___ Records supplied ___

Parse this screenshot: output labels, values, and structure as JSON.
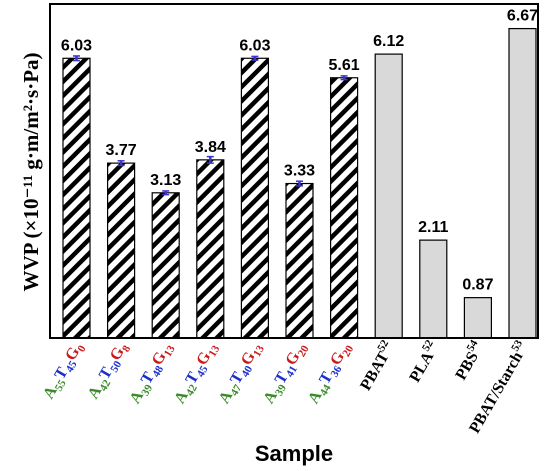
{
  "chart_data": {
    "type": "bar",
    "title": "",
    "ylabel": "WVP (×10⁻¹¹ g·m/m²·s·Pa)",
    "xlabel": "Sample",
    "ylim": [
      0,
      7.2
    ],
    "colors": {
      "A": "#3a8a2a",
      "T": "#1a2fcc",
      "G": "#cc1a1a",
      "error_bar": "#3a33cc",
      "reference_bar": "#d9d9d9",
      "hatch": "#000000"
    },
    "series": [
      {
        "values": [
          6.03,
          3.77,
          3.13,
          3.84,
          6.03,
          3.33,
          5.61,
          6.12,
          2.11,
          0.87,
          6.67
        ],
        "labels": [
          "6.03",
          "3.77",
          "3.13",
          "3.84",
          "6.03",
          "3.33",
          "5.61",
          "6.12",
          "2.11",
          "0.87",
          "6.67"
        ],
        "errors": [
          0.05,
          0.05,
          0.04,
          0.07,
          0.04,
          0.05,
          0.04,
          null,
          null,
          null,
          null
        ],
        "styles": [
          "hatched",
          "hatched",
          "hatched",
          "hatched",
          "hatched",
          "hatched",
          "hatched",
          "gray",
          "gray",
          "gray",
          "gray"
        ]
      }
    ],
    "categories": [
      {
        "parts": [
          {
            "t": "A",
            "c": "A"
          },
          {
            "t": "55",
            "sub": true,
            "c": "A"
          },
          {
            "t": "T",
            "c": "T"
          },
          {
            "t": "45",
            "sub": true,
            "c": "T"
          },
          {
            "t": "G",
            "c": "G"
          },
          {
            "t": "0",
            "sub": true,
            "c": "G"
          }
        ]
      },
      {
        "parts": [
          {
            "t": "A",
            "c": "A"
          },
          {
            "t": "42",
            "sub": true,
            "c": "A"
          },
          {
            "t": "T",
            "c": "T"
          },
          {
            "t": "50",
            "sub": true,
            "c": "T"
          },
          {
            "t": "G",
            "c": "G"
          },
          {
            "t": "8",
            "sub": true,
            "c": "G"
          }
        ]
      },
      {
        "parts": [
          {
            "t": "A",
            "c": "A"
          },
          {
            "t": "39",
            "sub": true,
            "c": "A"
          },
          {
            "t": "T",
            "c": "T"
          },
          {
            "t": "48",
            "sub": true,
            "c": "T"
          },
          {
            "t": "G",
            "c": "G"
          },
          {
            "t": "13",
            "sub": true,
            "c": "G"
          }
        ]
      },
      {
        "parts": [
          {
            "t": "A",
            "c": "A"
          },
          {
            "t": "42",
            "sub": true,
            "c": "A"
          },
          {
            "t": "T",
            "c": "T"
          },
          {
            "t": "45",
            "sub": true,
            "c": "T"
          },
          {
            "t": "G",
            "c": "G"
          },
          {
            "t": "13",
            "sub": true,
            "c": "G"
          }
        ]
      },
      {
        "parts": [
          {
            "t": "A",
            "c": "A"
          },
          {
            "t": "47",
            "sub": true,
            "c": "A"
          },
          {
            "t": "T",
            "c": "T"
          },
          {
            "t": "40",
            "sub": true,
            "c": "T"
          },
          {
            "t": "G",
            "c": "G"
          },
          {
            "t": "13",
            "sub": true,
            "c": "G"
          }
        ]
      },
      {
        "parts": [
          {
            "t": "A",
            "c": "A"
          },
          {
            "t": "39",
            "sub": true,
            "c": "A"
          },
          {
            "t": "T",
            "c": "T"
          },
          {
            "t": "41",
            "sub": true,
            "c": "T"
          },
          {
            "t": "G",
            "c": "G"
          },
          {
            "t": "20",
            "sub": true,
            "c": "G"
          }
        ]
      },
      {
        "parts": [
          {
            "t": "A",
            "c": "A"
          },
          {
            "t": "44",
            "sub": true,
            "c": "A"
          },
          {
            "t": "T",
            "c": "T"
          },
          {
            "t": "36",
            "sub": true,
            "c": "T"
          },
          {
            "t": "G",
            "c": "G"
          },
          {
            "t": "20",
            "sub": true,
            "c": "G"
          }
        ]
      },
      {
        "parts": [
          {
            "t": "PBAT",
            "c": "K"
          },
          {
            "t": "52",
            "sup": true,
            "c": "K"
          }
        ]
      },
      {
        "parts": [
          {
            "t": "PLA",
            "c": "K"
          },
          {
            "t": "52",
            "sup": true,
            "c": "K"
          }
        ]
      },
      {
        "parts": [
          {
            "t": "PBS",
            "c": "K"
          },
          {
            "t": "54",
            "sup": true,
            "c": "K"
          }
        ]
      },
      {
        "parts": [
          {
            "t": "PBAT/Starch",
            "c": "K"
          },
          {
            "t": "53",
            "sup": true,
            "c": "K"
          }
        ]
      }
    ],
    "grid": false,
    "legend": "none"
  }
}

___

Task requirements: Repeat the entries exactly. Pictures are excluded from the copy.

Worked solution:
Parse this screenshot: output labels, values, and structure as JSON.
{
  "chart_data": {
    "type": "bar",
    "title": "",
    "ylabel": "WVP (×10⁻¹¹ g·m/m²·s·Pa)",
    "xlabel": "Sample",
    "ylim": [
      0,
      7.2
    ],
    "colors": {
      "A": "#3a8a2a",
      "T": "#1a2fcc",
      "G": "#cc1a1a",
      "error_bar": "#3a33cc",
      "reference_bar": "#d9d9d9",
      "hatch": "#000000"
    },
    "series": [
      {
        "values": [
          6.03,
          3.77,
          3.13,
          3.84,
          6.03,
          3.33,
          5.61,
          6.12,
          2.11,
          0.87,
          6.67
        ],
        "labels": [
          "6.03",
          "3.77",
          "3.13",
          "3.84",
          "6.03",
          "3.33",
          "5.61",
          "6.12",
          "2.11",
          "0.87",
          "6.67"
        ],
        "errors": [
          0.05,
          0.05,
          0.04,
          0.07,
          0.04,
          0.05,
          0.04,
          null,
          null,
          null,
          null
        ],
        "styles": [
          "hatched",
          "hatched",
          "hatched",
          "hatched",
          "hatched",
          "hatched",
          "hatched",
          "gray",
          "gray",
          "gray",
          "gray"
        ]
      }
    ],
    "categories": [
      {
        "parts": [
          {
            "t": "A",
            "c": "A"
          },
          {
            "t": "55",
            "sub": true,
            "c": "A"
          },
          {
            "t": "T",
            "c": "T"
          },
          {
            "t": "45",
            "sub": true,
            "c": "T"
          },
          {
            "t": "G",
            "c": "G"
          },
          {
            "t": "0",
            "sub": true,
            "c": "G"
          }
        ]
      },
      {
        "parts": [
          {
            "t": "A",
            "c": "A"
          },
          {
            "t": "42",
            "sub": true,
            "c": "A"
          },
          {
            "t": "T",
            "c": "T"
          },
          {
            "t": "50",
            "sub": true,
            "c": "T"
          },
          {
            "t": "G",
            "c": "G"
          },
          {
            "t": "8",
            "sub": true,
            "c": "G"
          }
        ]
      },
      {
        "parts": [
          {
            "t": "A",
            "c": "A"
          },
          {
            "t": "39",
            "sub": true,
            "c": "A"
          },
          {
            "t": "T",
            "c": "T"
          },
          {
            "t": "48",
            "sub": true,
            "c": "T"
          },
          {
            "t": "G",
            "c": "G"
          },
          {
            "t": "13",
            "sub": true,
            "c": "G"
          }
        ]
      },
      {
        "parts": [
          {
            "t": "A",
            "c": "A"
          },
          {
            "t": "42",
            "sub": true,
            "c": "A"
          },
          {
            "t": "T",
            "c": "T"
          },
          {
            "t": "45",
            "sub": true,
            "c": "T"
          },
          {
            "t": "G",
            "c": "G"
          },
          {
            "t": "13",
            "sub": true,
            "c": "G"
          }
        ]
      },
      {
        "parts": [
          {
            "t": "A",
            "c": "A"
          },
          {
            "t": "47",
            "sub": true,
            "c": "A"
          },
          {
            "t": "T",
            "c": "T"
          },
          {
            "t": "40",
            "sub": true,
            "c": "T"
          },
          {
            "t": "G",
            "c": "G"
          },
          {
            "t": "13",
            "sub": true,
            "c": "G"
          }
        ]
      },
      {
        "parts": [
          {
            "t": "A",
            "c": "A"
          },
          {
            "t": "39",
            "sub": true,
            "c": "A"
          },
          {
            "t": "T",
            "c": "T"
          },
          {
            "t": "41",
            "sub": true,
            "c": "T"
          },
          {
            "t": "G",
            "c": "G"
          },
          {
            "t": "20",
            "sub": true,
            "c": "G"
          }
        ]
      },
      {
        "parts": [
          {
            "t": "A",
            "c": "A"
          },
          {
            "t": "44",
            "sub": true,
            "c": "A"
          },
          {
            "t": "T",
            "c": "T"
          },
          {
            "t": "36",
            "sub": true,
            "c": "T"
          },
          {
            "t": "G",
            "c": "G"
          },
          {
            "t": "20",
            "sub": true,
            "c": "G"
          }
        ]
      },
      {
        "parts": [
          {
            "t": "PBAT",
            "c": "K"
          },
          {
            "t": "52",
            "sup": true,
            "c": "K"
          }
        ]
      },
      {
        "parts": [
          {
            "t": "PLA",
            "c": "K"
          },
          {
            "t": "52",
            "sup": true,
            "c": "K"
          }
        ]
      },
      {
        "parts": [
          {
            "t": "PBS",
            "c": "K"
          },
          {
            "t": "54",
            "sup": true,
            "c": "K"
          }
        ]
      },
      {
        "parts": [
          {
            "t": "PBAT/Starch",
            "c": "K"
          },
          {
            "t": "53",
            "sup": true,
            "c": "K"
          }
        ]
      }
    ],
    "grid": false,
    "legend": "none"
  }
}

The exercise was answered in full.